──────── ENTRIES SUPPLIED
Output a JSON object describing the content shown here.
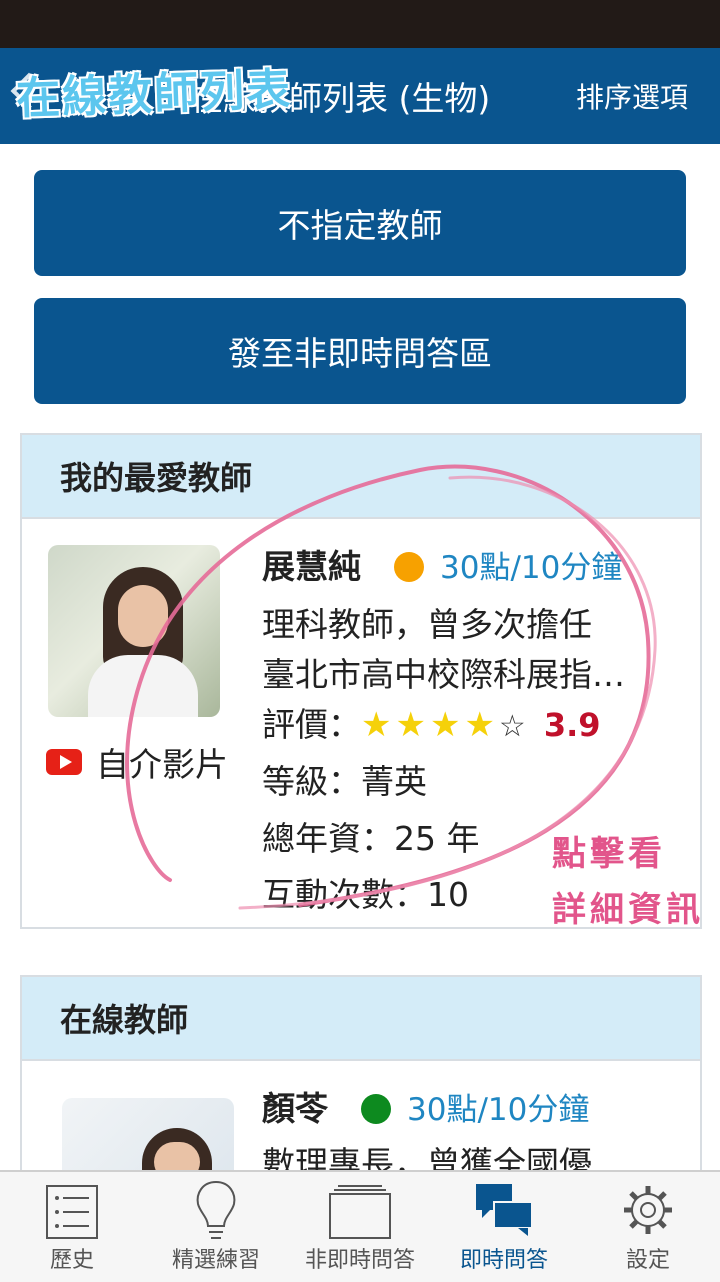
{
  "navbar": {
    "title": "在線教師列表 (生物)",
    "sort": "排序選項",
    "overlay_title": "在線教師列表"
  },
  "buttons": {
    "any_teacher": "不指定教師",
    "non_realtime": "發至非即時問答區"
  },
  "favorites": {
    "header": "我的最愛教師",
    "teacher": {
      "name": "展慧純",
      "status_color": "#f7a100",
      "price": "30點/10分鐘",
      "desc_line1": "理科教師，曾多次擔任",
      "desc_line2": "臺北市高中校際科展指…",
      "rating_label": "評價：",
      "stars_filled": "★★★★",
      "stars_empty": "☆",
      "rating_value": "3.9",
      "level": "等級：菁英",
      "years": "總年資：25 年",
      "interactions": "互動次數：10",
      "video_label": "自介影片"
    }
  },
  "online": {
    "header": "在線教師",
    "teacher": {
      "name": "顏苓",
      "status_color": "#0d8a1f",
      "price": "30點/10分鐘",
      "desc_line1": "數理專長，曾獲全國優"
    }
  },
  "annotation": {
    "line1": "點擊看",
    "line2": "詳細資訊"
  },
  "tabs": [
    {
      "label": "歷史",
      "icon": "history-icon"
    },
    {
      "label": "精選練習",
      "icon": "lightbulb-icon"
    },
    {
      "label": "非即時問答",
      "icon": "stack-icon"
    },
    {
      "label": "即時問答",
      "icon": "chat-bubbles-icon"
    },
    {
      "label": "設定",
      "icon": "gear-icon"
    }
  ],
  "colors": {
    "primary": "#0a558f",
    "header_bg": "#d4ecf8",
    "price": "#1f86c2",
    "rating": "#c0112b",
    "annotation": "#e2558b"
  }
}
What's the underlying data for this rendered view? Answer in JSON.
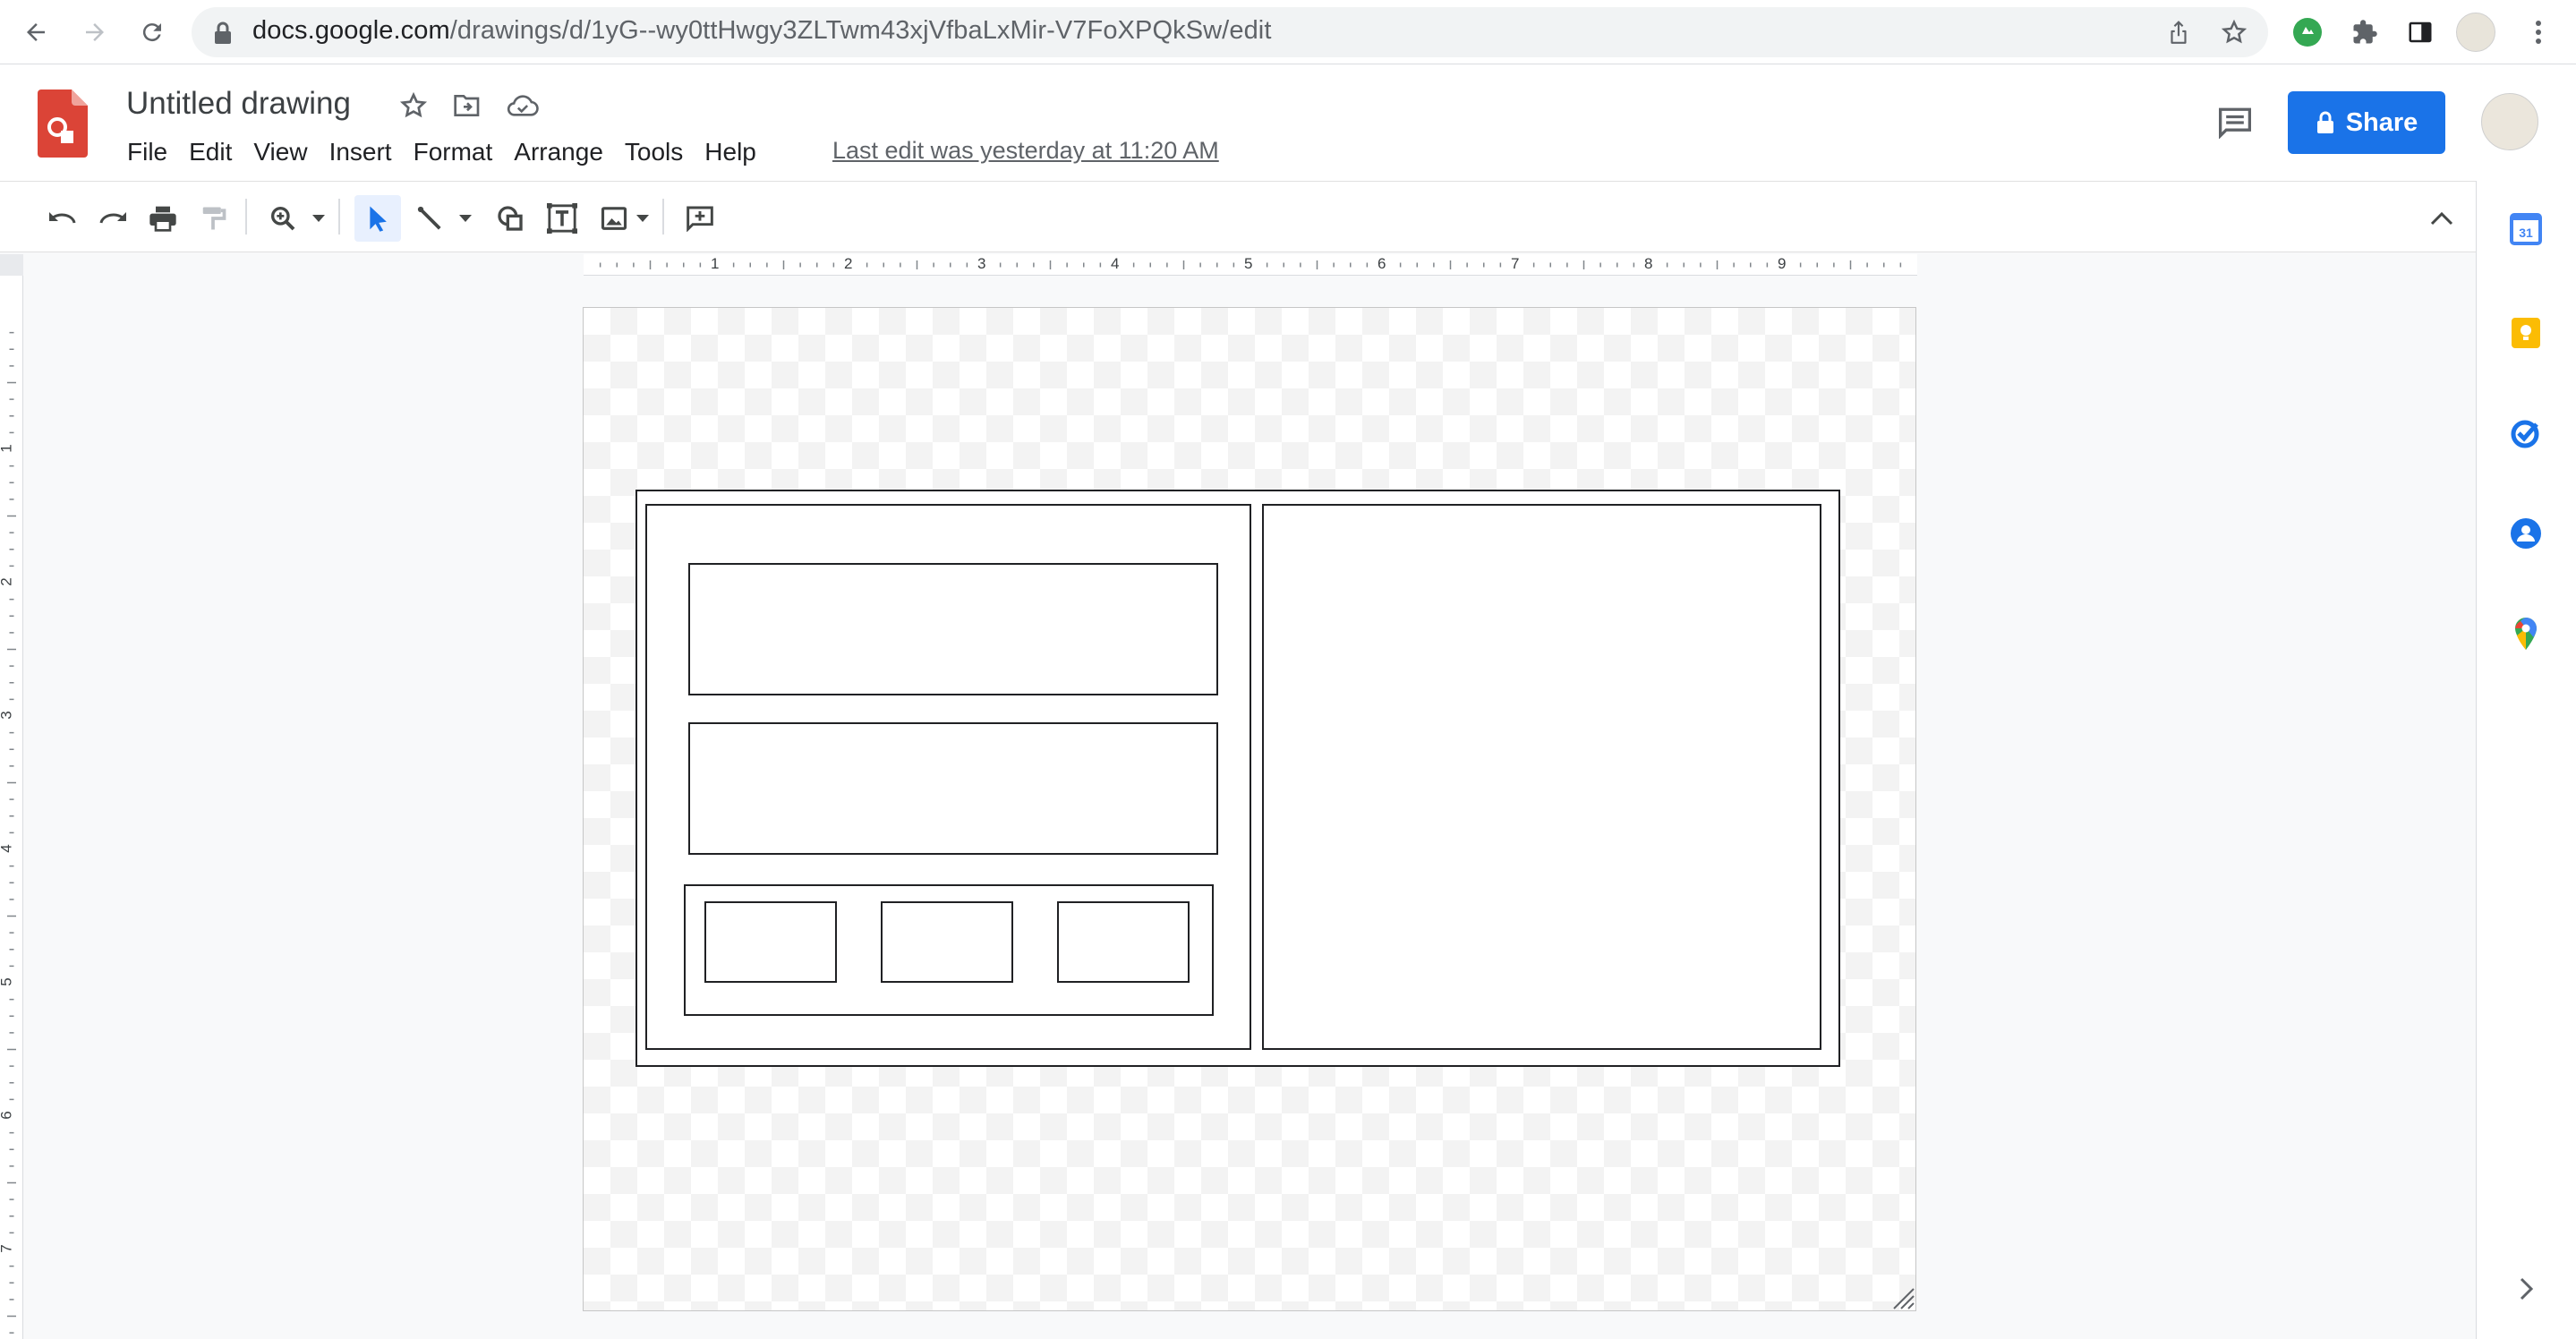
{
  "browser": {
    "url_host": "docs.google.com",
    "url_path": "/drawings/d/1yG--wy0ttHwgy3ZLTwm43xjVfbaLxMir-V7FoXPQkSw/edit"
  },
  "doc": {
    "title": "Untitled drawing",
    "last_edit": "Last edit was yesterday at 11:20 AM",
    "share_label": "Share"
  },
  "menu": [
    "File",
    "Edit",
    "View",
    "Insert",
    "Format",
    "Arrange",
    "Tools",
    "Help"
  ],
  "ruler": {
    "horizontal": [
      "1",
      "2",
      "3",
      "4",
      "5",
      "6",
      "7",
      "8",
      "9"
    ],
    "vertical": [
      "1",
      "2",
      "3",
      "4",
      "5",
      "6",
      "7"
    ]
  },
  "toolbar_icons": [
    "undo-icon",
    "redo-icon",
    "print-icon",
    "paint-format-icon",
    "zoom-icon",
    "select-icon",
    "line-icon",
    "shape-icon",
    "text-box-icon",
    "image-icon",
    "comment-icon"
  ],
  "side_apps": [
    "calendar-icon",
    "keep-icon",
    "tasks-icon",
    "contacts-icon",
    "maps-icon"
  ],
  "calendar_day": "31",
  "colors": {
    "brand_red": "#db4437",
    "share_blue": "#1a73e8",
    "select_blue": "#1a73e8"
  }
}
────────────────
_SET TASK_:
All of the lines above should be retyped precisely, apart from the pictures.

_RESULT OF THE EXERCISE_:
Output a JSON object describing the content shown here.
{
  "navbar": {
    "title": "在線教師列表 (生物)",
    "sort": "排序選項",
    "overlay_title": "在線教師列表"
  },
  "buttons": {
    "any_teacher": "不指定教師",
    "non_realtime": "發至非即時問答區"
  },
  "favorites": {
    "header": "我的最愛教師",
    "teacher": {
      "name": "展慧純",
      "status_color": "#f7a100",
      "price": "30點/10分鐘",
      "desc_line1": "理科教師，曾多次擔任",
      "desc_line2": "臺北市高中校際科展指…",
      "rating_label": "評價：",
      "stars_filled": "★★★★",
      "stars_empty": "☆",
      "rating_value": "3.9",
      "level": "等級：菁英",
      "years": "總年資：25 年",
      "interactions": "互動次數：10",
      "video_label": "自介影片"
    }
  },
  "online": {
    "header": "在線教師",
    "teacher": {
      "name": "顏苓",
      "status_color": "#0d8a1f",
      "price": "30點/10分鐘",
      "desc_line1": "數理專長，曾獲全國優"
    }
  },
  "annotation": {
    "line1": "點擊看",
    "line2": "詳細資訊"
  },
  "tabs": [
    {
      "label": "歷史",
      "icon": "history-icon"
    },
    {
      "label": "精選練習",
      "icon": "lightbulb-icon"
    },
    {
      "label": "非即時問答",
      "icon": "stack-icon"
    },
    {
      "label": "即時問答",
      "icon": "chat-bubbles-icon"
    },
    {
      "label": "設定",
      "icon": "gear-icon"
    }
  ],
  "colors": {
    "primary": "#0a558f",
    "header_bg": "#d4ecf8",
    "price": "#1f86c2",
    "rating": "#c0112b",
    "annotation": "#e2558b"
  }
}
What's the underlying data for this rendered view? Answer in JSON.
{
  "browser": {
    "url_host": "docs.google.com",
    "url_path": "/drawings/d/1yG--wy0ttHwgy3ZLTwm43xjVfbaLxMir-V7FoXPQkSw/edit"
  },
  "doc": {
    "title": "Untitled drawing",
    "last_edit": "Last edit was yesterday at 11:20 AM",
    "share_label": "Share"
  },
  "menu": [
    "File",
    "Edit",
    "View",
    "Insert",
    "Format",
    "Arrange",
    "Tools",
    "Help"
  ],
  "ruler": {
    "horizontal": [
      "1",
      "2",
      "3",
      "4",
      "5",
      "6",
      "7",
      "8",
      "9"
    ],
    "vertical": [
      "1",
      "2",
      "3",
      "4",
      "5",
      "6",
      "7"
    ]
  },
  "toolbar_icons": [
    "undo-icon",
    "redo-icon",
    "print-icon",
    "paint-format-icon",
    "zoom-icon",
    "select-icon",
    "line-icon",
    "shape-icon",
    "text-box-icon",
    "image-icon",
    "comment-icon"
  ],
  "side_apps": [
    "calendar-icon",
    "keep-icon",
    "tasks-icon",
    "contacts-icon",
    "maps-icon"
  ],
  "calendar_day": "31",
  "colors": {
    "brand_red": "#db4437",
    "share_blue": "#1a73e8",
    "select_blue": "#1a73e8"
  }
}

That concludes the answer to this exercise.